EXERCISE DETAILS: Copy each line below that includes "current".

GIVEN DATA:

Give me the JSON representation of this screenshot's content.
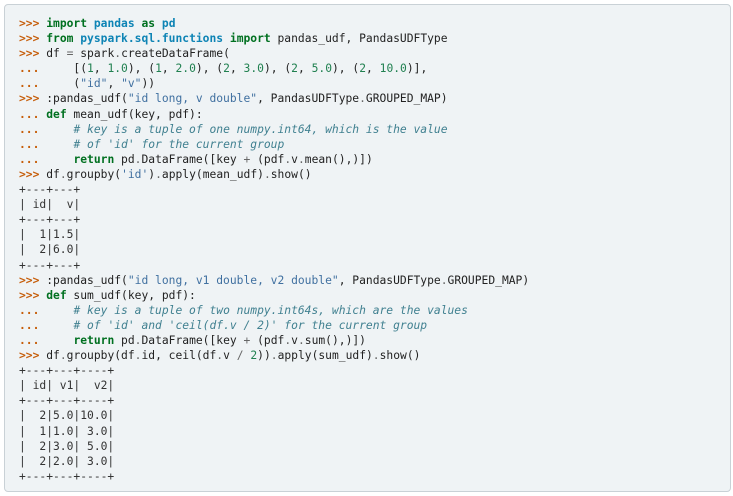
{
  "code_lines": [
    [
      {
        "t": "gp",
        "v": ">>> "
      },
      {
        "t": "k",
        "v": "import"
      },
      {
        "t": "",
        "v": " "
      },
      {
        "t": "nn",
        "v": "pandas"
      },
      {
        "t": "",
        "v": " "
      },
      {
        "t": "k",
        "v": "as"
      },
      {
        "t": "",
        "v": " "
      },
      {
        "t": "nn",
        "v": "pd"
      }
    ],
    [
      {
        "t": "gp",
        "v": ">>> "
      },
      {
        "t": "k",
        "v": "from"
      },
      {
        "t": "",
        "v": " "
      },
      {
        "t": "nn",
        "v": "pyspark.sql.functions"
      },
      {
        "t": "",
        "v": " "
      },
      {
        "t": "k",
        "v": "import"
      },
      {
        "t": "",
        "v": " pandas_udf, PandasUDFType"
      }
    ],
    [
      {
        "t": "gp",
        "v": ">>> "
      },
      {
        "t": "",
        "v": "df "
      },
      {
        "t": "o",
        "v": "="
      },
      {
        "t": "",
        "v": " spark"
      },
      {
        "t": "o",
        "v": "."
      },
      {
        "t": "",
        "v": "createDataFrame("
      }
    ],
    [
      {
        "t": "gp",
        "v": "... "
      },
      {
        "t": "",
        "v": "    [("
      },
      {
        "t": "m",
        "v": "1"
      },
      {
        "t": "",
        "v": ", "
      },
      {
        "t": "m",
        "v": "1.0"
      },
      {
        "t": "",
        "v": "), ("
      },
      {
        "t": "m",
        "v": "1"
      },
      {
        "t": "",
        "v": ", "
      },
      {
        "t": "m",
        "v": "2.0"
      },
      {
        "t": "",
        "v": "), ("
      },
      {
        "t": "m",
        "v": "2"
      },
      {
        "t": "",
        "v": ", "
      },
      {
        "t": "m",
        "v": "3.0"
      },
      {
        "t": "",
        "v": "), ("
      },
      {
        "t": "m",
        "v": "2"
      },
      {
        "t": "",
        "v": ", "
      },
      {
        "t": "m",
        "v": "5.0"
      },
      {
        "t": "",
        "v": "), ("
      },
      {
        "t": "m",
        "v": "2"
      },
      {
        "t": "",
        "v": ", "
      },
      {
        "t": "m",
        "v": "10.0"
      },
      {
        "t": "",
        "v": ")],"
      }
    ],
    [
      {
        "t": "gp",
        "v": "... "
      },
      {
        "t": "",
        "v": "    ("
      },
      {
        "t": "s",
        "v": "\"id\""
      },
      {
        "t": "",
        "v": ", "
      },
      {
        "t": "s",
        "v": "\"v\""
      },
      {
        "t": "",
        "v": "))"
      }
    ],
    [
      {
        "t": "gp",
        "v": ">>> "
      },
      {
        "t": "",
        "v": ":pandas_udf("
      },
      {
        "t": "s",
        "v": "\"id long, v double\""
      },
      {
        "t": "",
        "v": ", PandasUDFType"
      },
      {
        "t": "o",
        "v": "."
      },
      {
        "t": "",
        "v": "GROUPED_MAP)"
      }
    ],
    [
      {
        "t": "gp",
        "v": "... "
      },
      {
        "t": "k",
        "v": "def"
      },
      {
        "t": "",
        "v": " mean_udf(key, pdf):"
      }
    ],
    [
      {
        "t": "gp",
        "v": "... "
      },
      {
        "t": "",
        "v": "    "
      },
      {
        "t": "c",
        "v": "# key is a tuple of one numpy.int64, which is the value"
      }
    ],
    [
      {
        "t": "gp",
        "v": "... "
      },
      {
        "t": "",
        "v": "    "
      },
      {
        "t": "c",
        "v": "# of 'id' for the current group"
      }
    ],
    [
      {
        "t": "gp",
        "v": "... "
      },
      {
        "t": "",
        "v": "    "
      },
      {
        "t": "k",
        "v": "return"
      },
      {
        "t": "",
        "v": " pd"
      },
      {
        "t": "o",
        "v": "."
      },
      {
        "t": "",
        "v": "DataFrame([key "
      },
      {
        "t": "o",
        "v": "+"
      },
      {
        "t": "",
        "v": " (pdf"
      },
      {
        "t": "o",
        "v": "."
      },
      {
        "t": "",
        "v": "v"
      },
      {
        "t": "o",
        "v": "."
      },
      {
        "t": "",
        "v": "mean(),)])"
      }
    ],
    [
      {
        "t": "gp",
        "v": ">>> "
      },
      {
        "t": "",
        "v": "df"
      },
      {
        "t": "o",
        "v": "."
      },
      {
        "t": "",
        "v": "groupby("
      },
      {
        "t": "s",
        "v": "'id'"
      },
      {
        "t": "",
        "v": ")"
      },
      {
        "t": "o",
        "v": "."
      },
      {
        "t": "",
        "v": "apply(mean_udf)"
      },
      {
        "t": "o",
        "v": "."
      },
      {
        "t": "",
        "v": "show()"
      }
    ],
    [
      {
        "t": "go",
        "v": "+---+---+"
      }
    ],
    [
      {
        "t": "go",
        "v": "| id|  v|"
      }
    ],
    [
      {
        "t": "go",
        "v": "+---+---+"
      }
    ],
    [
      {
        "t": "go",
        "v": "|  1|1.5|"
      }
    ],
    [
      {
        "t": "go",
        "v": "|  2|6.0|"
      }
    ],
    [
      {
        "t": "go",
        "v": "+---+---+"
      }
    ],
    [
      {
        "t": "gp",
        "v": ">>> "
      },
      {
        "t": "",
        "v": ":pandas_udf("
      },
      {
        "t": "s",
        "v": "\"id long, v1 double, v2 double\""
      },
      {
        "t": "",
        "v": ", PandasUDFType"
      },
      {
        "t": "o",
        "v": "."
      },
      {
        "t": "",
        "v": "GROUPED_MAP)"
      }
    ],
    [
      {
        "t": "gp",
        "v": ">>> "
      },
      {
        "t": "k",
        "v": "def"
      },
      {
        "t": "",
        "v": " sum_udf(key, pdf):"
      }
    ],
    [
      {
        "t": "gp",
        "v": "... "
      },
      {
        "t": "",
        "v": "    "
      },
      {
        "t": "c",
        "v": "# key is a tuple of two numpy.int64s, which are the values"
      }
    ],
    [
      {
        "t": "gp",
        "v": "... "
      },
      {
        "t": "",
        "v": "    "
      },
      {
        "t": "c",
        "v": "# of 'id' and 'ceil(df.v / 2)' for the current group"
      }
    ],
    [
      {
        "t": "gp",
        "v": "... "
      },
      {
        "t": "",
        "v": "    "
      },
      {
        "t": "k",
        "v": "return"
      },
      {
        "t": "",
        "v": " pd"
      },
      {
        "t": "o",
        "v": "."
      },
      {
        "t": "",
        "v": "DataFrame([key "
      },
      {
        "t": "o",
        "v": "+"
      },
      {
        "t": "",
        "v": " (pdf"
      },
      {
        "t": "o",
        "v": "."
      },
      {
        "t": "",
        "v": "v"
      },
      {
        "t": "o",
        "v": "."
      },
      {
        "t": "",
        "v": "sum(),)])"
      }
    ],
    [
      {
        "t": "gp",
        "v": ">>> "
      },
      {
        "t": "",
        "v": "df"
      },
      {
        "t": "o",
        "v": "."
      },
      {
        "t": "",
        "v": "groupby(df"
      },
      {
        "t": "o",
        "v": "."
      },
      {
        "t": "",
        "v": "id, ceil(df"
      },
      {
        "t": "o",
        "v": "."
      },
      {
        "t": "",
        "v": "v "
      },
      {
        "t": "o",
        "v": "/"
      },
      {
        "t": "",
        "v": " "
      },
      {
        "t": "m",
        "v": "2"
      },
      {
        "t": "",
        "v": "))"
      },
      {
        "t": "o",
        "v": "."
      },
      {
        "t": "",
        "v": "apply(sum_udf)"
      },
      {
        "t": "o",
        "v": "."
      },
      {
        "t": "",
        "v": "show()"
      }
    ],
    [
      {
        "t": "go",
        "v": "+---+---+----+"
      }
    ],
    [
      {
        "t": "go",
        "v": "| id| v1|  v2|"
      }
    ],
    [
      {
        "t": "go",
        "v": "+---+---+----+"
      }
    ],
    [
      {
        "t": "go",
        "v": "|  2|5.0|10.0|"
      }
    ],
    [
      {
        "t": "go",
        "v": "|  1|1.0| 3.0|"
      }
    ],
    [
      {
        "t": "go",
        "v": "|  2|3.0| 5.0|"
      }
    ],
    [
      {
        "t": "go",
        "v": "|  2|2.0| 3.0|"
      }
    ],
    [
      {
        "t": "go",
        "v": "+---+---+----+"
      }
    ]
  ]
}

OUTPUT BELOW:
        "v": "# of 'id' for the current group"
        "v": "# of 'id' and 'ceil(df.v / 2)' for the current group"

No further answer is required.